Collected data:
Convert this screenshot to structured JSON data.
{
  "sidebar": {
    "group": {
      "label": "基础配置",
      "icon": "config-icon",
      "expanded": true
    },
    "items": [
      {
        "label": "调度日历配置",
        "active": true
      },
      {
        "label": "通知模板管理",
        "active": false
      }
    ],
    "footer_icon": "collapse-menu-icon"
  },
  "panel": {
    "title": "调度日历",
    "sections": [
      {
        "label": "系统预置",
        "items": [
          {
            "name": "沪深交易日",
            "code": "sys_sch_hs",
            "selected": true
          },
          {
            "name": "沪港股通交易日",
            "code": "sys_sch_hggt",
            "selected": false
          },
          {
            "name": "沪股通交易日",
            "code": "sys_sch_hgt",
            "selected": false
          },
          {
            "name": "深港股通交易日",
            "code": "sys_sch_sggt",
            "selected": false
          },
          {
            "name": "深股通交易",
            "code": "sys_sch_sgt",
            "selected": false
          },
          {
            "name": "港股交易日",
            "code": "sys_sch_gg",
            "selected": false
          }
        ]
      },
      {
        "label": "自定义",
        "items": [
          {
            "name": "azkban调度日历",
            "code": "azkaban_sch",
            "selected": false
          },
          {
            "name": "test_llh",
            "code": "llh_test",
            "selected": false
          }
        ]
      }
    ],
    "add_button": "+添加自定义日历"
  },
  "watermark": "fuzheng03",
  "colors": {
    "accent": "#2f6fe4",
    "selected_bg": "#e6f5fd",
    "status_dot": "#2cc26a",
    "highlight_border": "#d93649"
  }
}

...

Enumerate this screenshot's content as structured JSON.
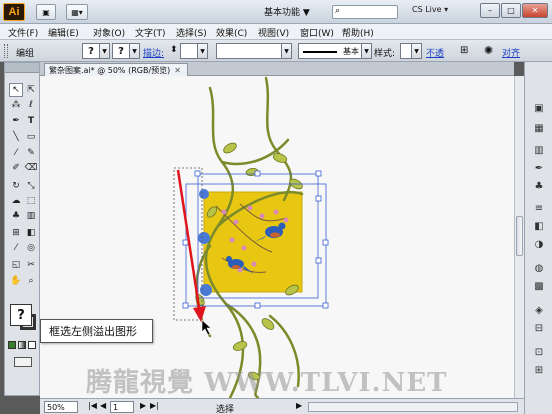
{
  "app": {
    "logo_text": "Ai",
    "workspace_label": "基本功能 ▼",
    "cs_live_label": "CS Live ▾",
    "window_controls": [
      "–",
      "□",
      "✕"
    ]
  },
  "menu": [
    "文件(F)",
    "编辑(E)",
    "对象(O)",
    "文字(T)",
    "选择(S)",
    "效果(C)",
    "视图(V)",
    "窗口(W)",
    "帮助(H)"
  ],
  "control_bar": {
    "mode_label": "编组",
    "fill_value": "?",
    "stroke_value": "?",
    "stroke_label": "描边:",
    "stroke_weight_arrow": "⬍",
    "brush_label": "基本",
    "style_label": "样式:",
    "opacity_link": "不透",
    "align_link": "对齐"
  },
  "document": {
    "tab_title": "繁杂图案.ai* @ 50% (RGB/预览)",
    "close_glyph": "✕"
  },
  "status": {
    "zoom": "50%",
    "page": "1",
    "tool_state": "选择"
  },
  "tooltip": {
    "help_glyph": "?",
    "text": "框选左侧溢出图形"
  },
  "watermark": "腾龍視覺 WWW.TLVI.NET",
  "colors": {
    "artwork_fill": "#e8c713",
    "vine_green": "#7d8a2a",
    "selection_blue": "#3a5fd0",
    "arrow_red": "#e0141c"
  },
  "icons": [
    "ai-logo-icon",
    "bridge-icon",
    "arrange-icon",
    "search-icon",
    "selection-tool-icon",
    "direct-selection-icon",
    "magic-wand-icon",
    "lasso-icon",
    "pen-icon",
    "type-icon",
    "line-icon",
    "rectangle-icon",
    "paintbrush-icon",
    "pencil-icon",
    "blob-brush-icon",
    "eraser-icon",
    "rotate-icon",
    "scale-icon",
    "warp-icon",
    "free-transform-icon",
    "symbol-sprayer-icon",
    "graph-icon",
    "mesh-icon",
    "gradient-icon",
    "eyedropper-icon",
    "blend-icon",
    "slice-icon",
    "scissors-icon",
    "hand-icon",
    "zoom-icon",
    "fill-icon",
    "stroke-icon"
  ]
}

WHAT IS ASKED
Pick out all lines from the data above in which the word "true" appears.

SOLVED PROBLEM
      "expanded": true
        "active": true
            "selected": true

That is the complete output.